(What to do) Each entry below should be returned exactly as is, with the pictures removed.

:: Exercise data

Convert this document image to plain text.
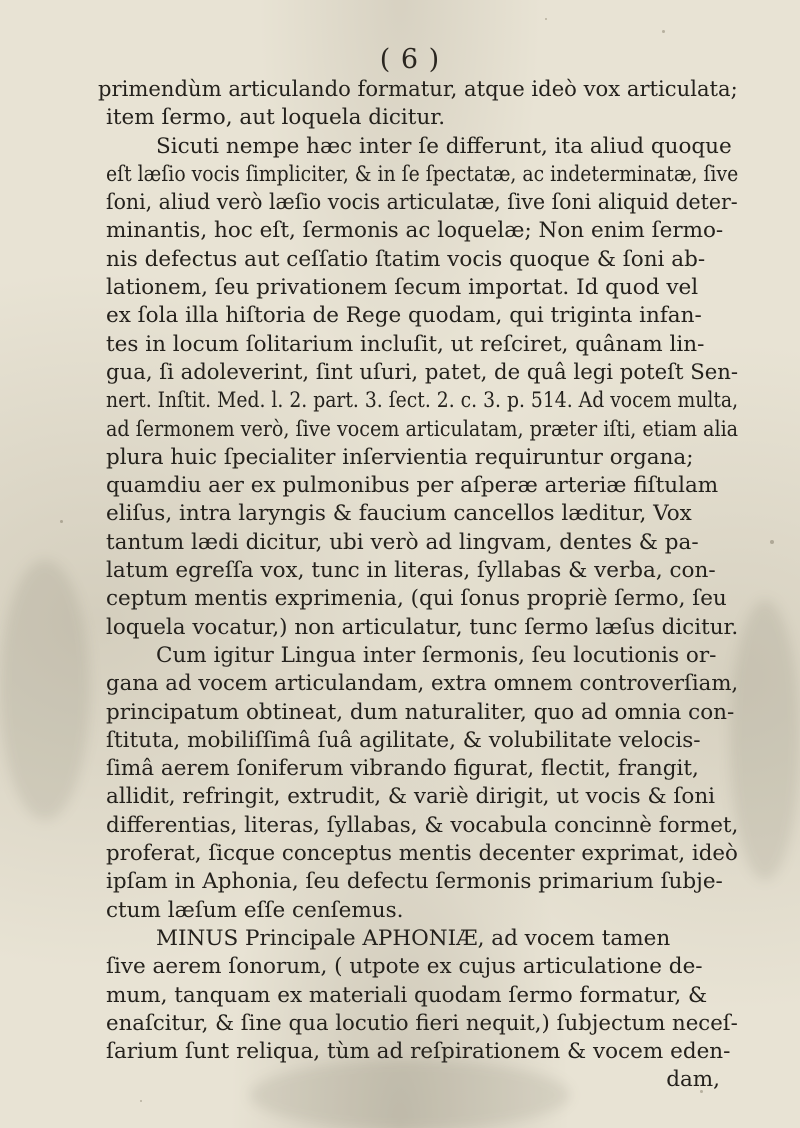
( 6 )
primendùm articulando formatur, atque ideò vox articulata;
item ſermo, aut loquela dicitur.
Sicuti nempe hæc inter ſe differunt, ita aliud quoque
eſt læſio vocis ſimpliciter, & in ſe ſpectatæ, ac indeterminatæ, ſive
ſoni, aliud verò læſio vocis articulatæ, ſive ſoni aliquid deter-
minantis, hoc eſt, ſermonis ac loquelæ; Non enim ſermo-
nis defectus aut ceſſatio ſtatim vocis quoque & ſoni ab-
lationem, ſeu privationem ſecum importat. Id quod vel
ex ſola illa hiſtoria de Rege quodam, qui triginta infan-
tes in locum ſolitarium incluſit, ut reſciret, quânam lin-
gua, ſi adoleverint, ſint uſuri, patet, de quâ legi poteſt Sen-
nert. Inſtit. Med. l. 2. part. 3. ſect. 2. c. 3. p. 514. Ad vocem multa,
ad ſermonem verò, ſive vocem articulatam, præter iſti, etiam alia
plura huic ſpecialiter inſervientia requiruntur organa;
quamdiu aer ex pulmonibus per aſperæ arteriæ fiſtulam
eliſus, intra laryngis & faucium cancellos læditur, Vox
tantum lædi dicitur, ubi verò ad lingvam, dentes & pa-
latum egreſſa vox, tunc in literas, ſyllabas & verba, con-
ceptum mentis exprimenia, (qui ſonus propriè ſermo, ſeu
loquela vocatur,) non articulatur, tunc ſermo læſus dicitur.
Cum igitur Lingua inter ſermonis, ſeu locutionis or-
gana ad vocem articulandam, extra omnem controverſiam,
principatum obtineat, dum naturaliter, quo ad omnia con-
ſtituta, mobiliſſimâ ſuâ agilitate, & volubilitate velocis-
ſimâ aerem ſoniferum vibrando figurat, flectit, frangit,
allidit, refringit, extrudit, & variè dirigit, ut vocis & ſoni
differentias, literas, ſyllabas, & vocabula concinnè formet,
proferat, ſicque conceptus mentis decenter exprimat, ideò
ipſam in Aphonia, ſeu defectu ſermonis primarium ſubje-
ctum læſum eſſe cenſemus.
MINUS Principale APHONIÆ, ad vocem tamen
ſive aerem ſonorum, ( utpote ex cujus articulatione de-
mum, tanquam ex materiali quodam ſermo formatur, &
enaſcitur, & ſine qua locutio fieri nequit,) ſubjectum neceſ-
ſarium ſunt reliqua, tùm ad reſpirationem & vocem eden-
dam,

::::

(Written answer)
Convert this document image to plain text.
( 6 )
primendùm articulando formatur, atque ideò vox articulata;
item ſermo, aut loquela dicitur.
Sicuti nempe hæc inter ſe differunt, ita aliud quoque
eſt læſio vocis ſimpliciter, & in ſe ſpectatæ, ac indeterminatæ, ſive
ſoni, aliud verò læſio vocis articulatæ, ſive ſoni aliquid deter-
minantis, hoc eſt, ſermonis ac loquelæ; Non enim ſermo-
nis defectus aut ceſſatio ſtatim vocis quoque & ſoni ab-
lationem, ſeu privationem ſecum importat. Id quod vel
ex ſola illa hiſtoria de Rege quodam, qui triginta infan-
tes in locum ſolitarium incluſit, ut reſciret, quânam lin-
gua, ſi adoleverint, ſint uſuri, patet, de quâ legi poteſt Sen-
nert. Inſtit. Med. l. 2. part. 3. ſect. 2. c. 3. p. 514. Ad vocem multa,
ad ſermonem verò, ſive vocem articulatam, præter iſti, etiam alia
plura huic ſpecialiter inſervientia requiruntur organa;
quamdiu aer ex pulmonibus per aſperæ arteriæ fiſtulam
eliſus, intra laryngis & faucium cancellos læditur, Vox
tantum lædi dicitur, ubi verò ad lingvam, dentes & pa-
latum egreſſa vox, tunc in literas, ſyllabas & verba, con-
ceptum mentis exprimenia, (qui ſonus propriè ſermo, ſeu
loquela vocatur,) non articulatur, tunc ſermo læſus dicitur.
Cum igitur Lingua inter ſermonis, ſeu locutionis or-
gana ad vocem articulandam, extra omnem controverſiam,
principatum obtineat, dum naturaliter, quo ad omnia con-
ſtituta, mobiliſſimâ ſuâ agilitate, & volubilitate velocis-
ſimâ aerem ſoniferum vibrando figurat, flectit, frangit,
allidit, refringit, extrudit, & variè dirigit, ut vocis & ſoni
differentias, literas, ſyllabas, & vocabula concinnè formet,
proferat, ſicque conceptus mentis decenter exprimat, ideò
ipſam in Aphonia, ſeu defectu ſermonis primarium ſubje-
ctum læſum eſſe cenſemus.
MINUS Principale APHONIÆ, ad vocem tamen
ſive aerem ſonorum, ( utpote ex cujus articulatione de-
mum, tanquam ex materiali quodam ſermo formatur, &
enaſcitur, & ſine qua locutio fieri nequit,) ſubjectum neceſ-
ſarium ſunt reliqua, tùm ad reſpirationem & vocem eden-
dam,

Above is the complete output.